*Task requirements:*
Copy the data that follows exactly. Include no pictures.

(Records from a data source)
——

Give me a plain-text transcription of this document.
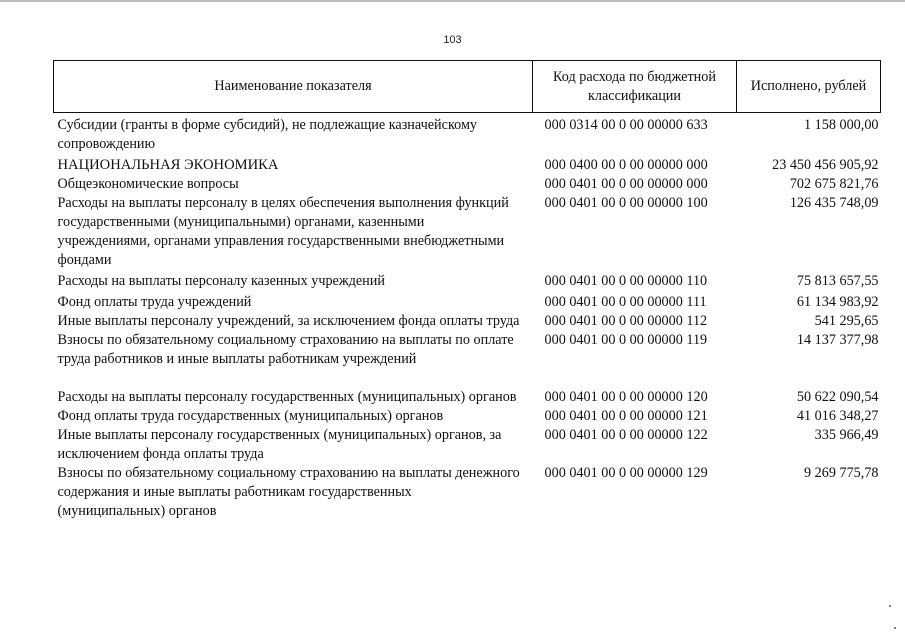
103
Наименование показателя	Код расхода по бюджетной классификации	Исполнено, рублей
Субсидии (гранты в форме субсидий), не подлежащие казначейскому сопровождению	000 0314 00 0 00 00000 633	1 158 000,00
НАЦИОНАЛЬНАЯ ЭКОНОМИКА	000 0400 00 0 00 00000 000	23 450 456 905,92
Общеэкономические вопросы	000 0401 00 0 00 00000 000	702 675 821,76
Расходы на выплаты персоналу в целях обеспечения выполнения функций государственными (муниципальными) органами, казенными учреждениями, органами управления государственными внебюджетными фондами	000 0401 00 0 00 00000 100	126 435 748,09
Расходы на выплаты персоналу казенных учреждений	000 0401 00 0 00 00000 110	75 813 657,55
Фонд оплаты труда учреждений	000 0401 00 0 00 00000 111	61 134 983,92
Иные выплаты персоналу учреждений, за исключением фонда оплаты труда	000 0401 00 0 00 00000 112	541 295,65
Взносы по обязательному социальному страхованию на выплаты по оплате труда работников и иные выплаты работникам учреждений	000 0401 00 0 00 00000 119	14 137 377,98
Расходы на выплаты персоналу государственных (муниципальных) органов	000 0401 00 0 00 00000 120	50 622 090,54
Фонд оплаты труда государственных (муниципальных) органов	000 0401 00 0 00 00000 121	41 016 348,27
Иные выплаты персоналу государственных (муниципальных) органов, за исключением фонда оплаты труда	000 0401 00 0 00 00000 122	335 966,49
Взносы по обязательному социальному страхованию на выплаты денежного содержания и иные выплаты работникам государственных (муниципальных) органов	000 0401 00 0 00 00000 129	9 269 775,78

——

*Solution to the problem:*
Give me a plain-text transcription of this document.
103
Наименование показателя	Код расхода по бюджетной классификации	Исполнено, рублей
Субсидии (гранты в форме субсидий), не подлежащие казначейскому сопровождению	000 0314 00 0 00 00000 633	1 158 000,00
НАЦИОНАЛЬНАЯ ЭКОНОМИКА	000 0400 00 0 00 00000 000	23 450 456 905,92
Общеэкономические вопросы	000 0401 00 0 00 00000 000	702 675 821,76
Расходы на выплаты персоналу в целях обеспечения выполнения функций государственными (муниципальными) органами, казенными учреждениями, органами управления государственными внебюджетными фондами	000 0401 00 0 00 00000 100	126 435 748,09
Расходы на выплаты персоналу казенных учреждений	000 0401 00 0 00 00000 110	75 813 657,55
Фонд оплаты труда учреждений	000 0401 00 0 00 00000 111	61 134 983,92
Иные выплаты персоналу учреждений, за исключением фонда оплаты труда	000 0401 00 0 00 00000 112	541 295,65
Взносы по обязательному социальному страхованию на выплаты по оплате труда работников и иные выплаты работникам учреждений	000 0401 00 0 00 00000 119	14 137 377,98
Расходы на выплаты персоналу государственных (муниципальных) органов	000 0401 00 0 00 00000 120	50 622 090,54
Фонд оплаты труда государственных (муниципальных) органов	000 0401 00 0 00 00000 121	41 016 348,27
Иные выплаты персоналу государственных (муниципальных) органов, за исключением фонда оплаты труда	000 0401 00 0 00 00000 122	335 966,49
Взносы по обязательному социальному страхованию на выплаты денежного содержания и иные выплаты работникам государственных (муниципальных) органов	000 0401 00 0 00 00000 129	9 269 775,78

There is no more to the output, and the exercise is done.